**Recorded information**:
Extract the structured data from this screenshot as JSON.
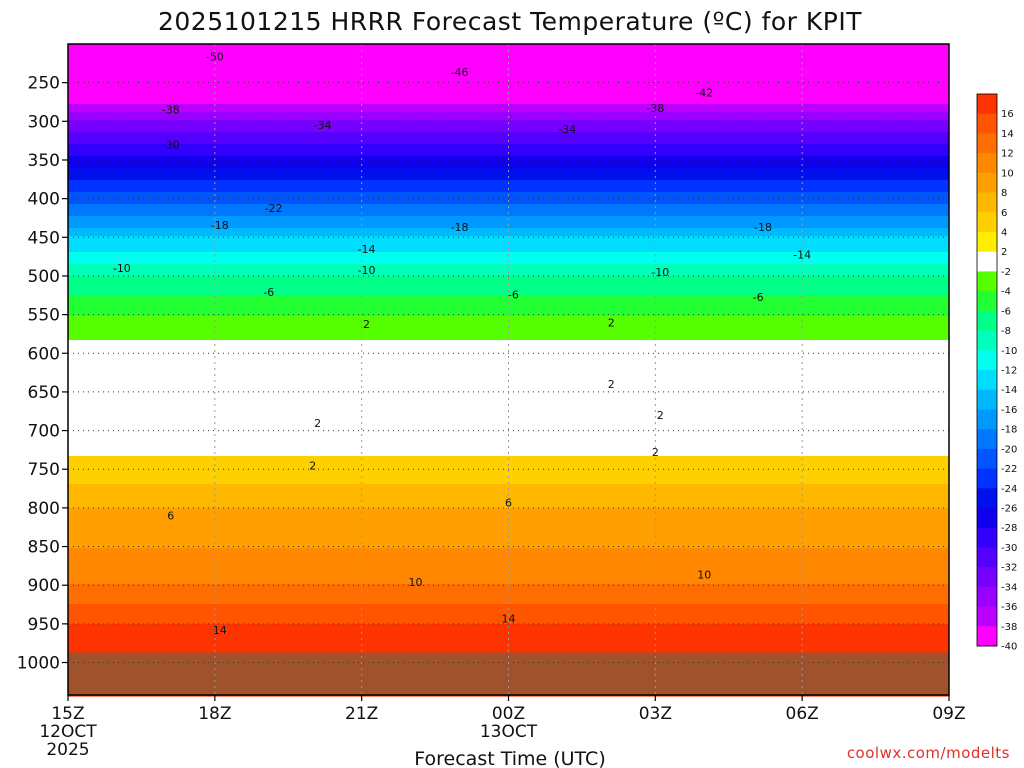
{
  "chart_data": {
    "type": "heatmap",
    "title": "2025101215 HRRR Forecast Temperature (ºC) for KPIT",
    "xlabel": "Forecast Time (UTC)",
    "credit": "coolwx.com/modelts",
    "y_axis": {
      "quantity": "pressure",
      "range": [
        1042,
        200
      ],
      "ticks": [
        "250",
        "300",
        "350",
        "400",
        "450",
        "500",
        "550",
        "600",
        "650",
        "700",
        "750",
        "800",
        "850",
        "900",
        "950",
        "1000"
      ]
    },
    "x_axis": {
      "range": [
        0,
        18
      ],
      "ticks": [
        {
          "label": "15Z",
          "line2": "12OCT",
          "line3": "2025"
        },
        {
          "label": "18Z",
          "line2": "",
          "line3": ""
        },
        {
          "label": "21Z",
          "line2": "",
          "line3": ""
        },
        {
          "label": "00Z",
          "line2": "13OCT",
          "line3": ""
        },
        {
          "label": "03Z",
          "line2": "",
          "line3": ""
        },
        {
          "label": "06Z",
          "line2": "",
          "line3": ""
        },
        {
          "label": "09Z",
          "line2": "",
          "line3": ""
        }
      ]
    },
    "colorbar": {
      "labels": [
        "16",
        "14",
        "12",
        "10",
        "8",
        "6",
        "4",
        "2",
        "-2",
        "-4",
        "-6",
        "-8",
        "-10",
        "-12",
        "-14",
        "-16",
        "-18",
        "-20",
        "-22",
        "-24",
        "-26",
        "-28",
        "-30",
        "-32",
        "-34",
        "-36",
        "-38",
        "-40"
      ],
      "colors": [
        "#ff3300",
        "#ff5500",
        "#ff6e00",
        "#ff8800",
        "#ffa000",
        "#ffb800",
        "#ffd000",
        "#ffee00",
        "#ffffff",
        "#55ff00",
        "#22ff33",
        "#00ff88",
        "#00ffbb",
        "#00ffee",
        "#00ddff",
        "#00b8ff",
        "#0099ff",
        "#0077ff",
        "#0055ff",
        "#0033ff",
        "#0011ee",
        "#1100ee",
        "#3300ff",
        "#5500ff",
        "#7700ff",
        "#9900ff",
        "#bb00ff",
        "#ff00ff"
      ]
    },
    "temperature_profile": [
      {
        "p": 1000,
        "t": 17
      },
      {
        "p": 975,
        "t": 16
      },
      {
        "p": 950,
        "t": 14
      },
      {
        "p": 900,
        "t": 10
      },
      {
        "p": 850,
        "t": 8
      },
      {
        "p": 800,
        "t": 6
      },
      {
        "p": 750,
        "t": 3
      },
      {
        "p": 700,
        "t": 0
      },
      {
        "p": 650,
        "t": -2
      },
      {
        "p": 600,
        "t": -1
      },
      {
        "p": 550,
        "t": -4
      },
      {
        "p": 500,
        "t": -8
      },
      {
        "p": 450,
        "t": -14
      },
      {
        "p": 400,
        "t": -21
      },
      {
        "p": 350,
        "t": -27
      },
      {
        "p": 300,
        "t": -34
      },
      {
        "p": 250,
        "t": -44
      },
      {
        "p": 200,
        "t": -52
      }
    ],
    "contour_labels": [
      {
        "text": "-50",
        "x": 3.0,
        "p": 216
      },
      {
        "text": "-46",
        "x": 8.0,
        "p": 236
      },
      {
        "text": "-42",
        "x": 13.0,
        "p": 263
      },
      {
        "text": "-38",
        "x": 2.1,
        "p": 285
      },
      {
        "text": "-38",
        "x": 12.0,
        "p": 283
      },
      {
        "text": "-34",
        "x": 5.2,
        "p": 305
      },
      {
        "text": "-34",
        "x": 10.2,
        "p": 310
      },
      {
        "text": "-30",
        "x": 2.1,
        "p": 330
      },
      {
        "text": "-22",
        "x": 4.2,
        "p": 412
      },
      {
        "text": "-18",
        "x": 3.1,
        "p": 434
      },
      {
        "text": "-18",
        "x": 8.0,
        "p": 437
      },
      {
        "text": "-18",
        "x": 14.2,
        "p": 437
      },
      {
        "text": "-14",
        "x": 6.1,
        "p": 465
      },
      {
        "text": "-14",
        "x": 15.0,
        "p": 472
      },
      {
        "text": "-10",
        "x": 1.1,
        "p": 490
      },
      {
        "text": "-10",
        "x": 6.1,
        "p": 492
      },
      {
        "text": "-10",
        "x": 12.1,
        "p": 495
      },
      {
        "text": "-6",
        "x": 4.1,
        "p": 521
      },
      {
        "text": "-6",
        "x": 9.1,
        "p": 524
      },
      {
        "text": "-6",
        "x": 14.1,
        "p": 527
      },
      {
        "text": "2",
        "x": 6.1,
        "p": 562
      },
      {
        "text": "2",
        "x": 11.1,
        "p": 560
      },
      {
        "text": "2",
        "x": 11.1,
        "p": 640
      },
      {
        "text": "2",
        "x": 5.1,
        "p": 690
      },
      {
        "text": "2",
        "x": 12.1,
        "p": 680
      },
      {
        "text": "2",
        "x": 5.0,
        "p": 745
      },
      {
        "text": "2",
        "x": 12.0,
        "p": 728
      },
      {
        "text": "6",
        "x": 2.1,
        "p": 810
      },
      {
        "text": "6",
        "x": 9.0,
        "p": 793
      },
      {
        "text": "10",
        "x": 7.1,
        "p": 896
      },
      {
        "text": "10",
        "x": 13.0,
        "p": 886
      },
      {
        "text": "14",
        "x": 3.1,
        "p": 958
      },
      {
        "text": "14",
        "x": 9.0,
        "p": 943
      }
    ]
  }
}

**What needs to be done**: Write only the number of lines that include "Forecast".

**The result**: 2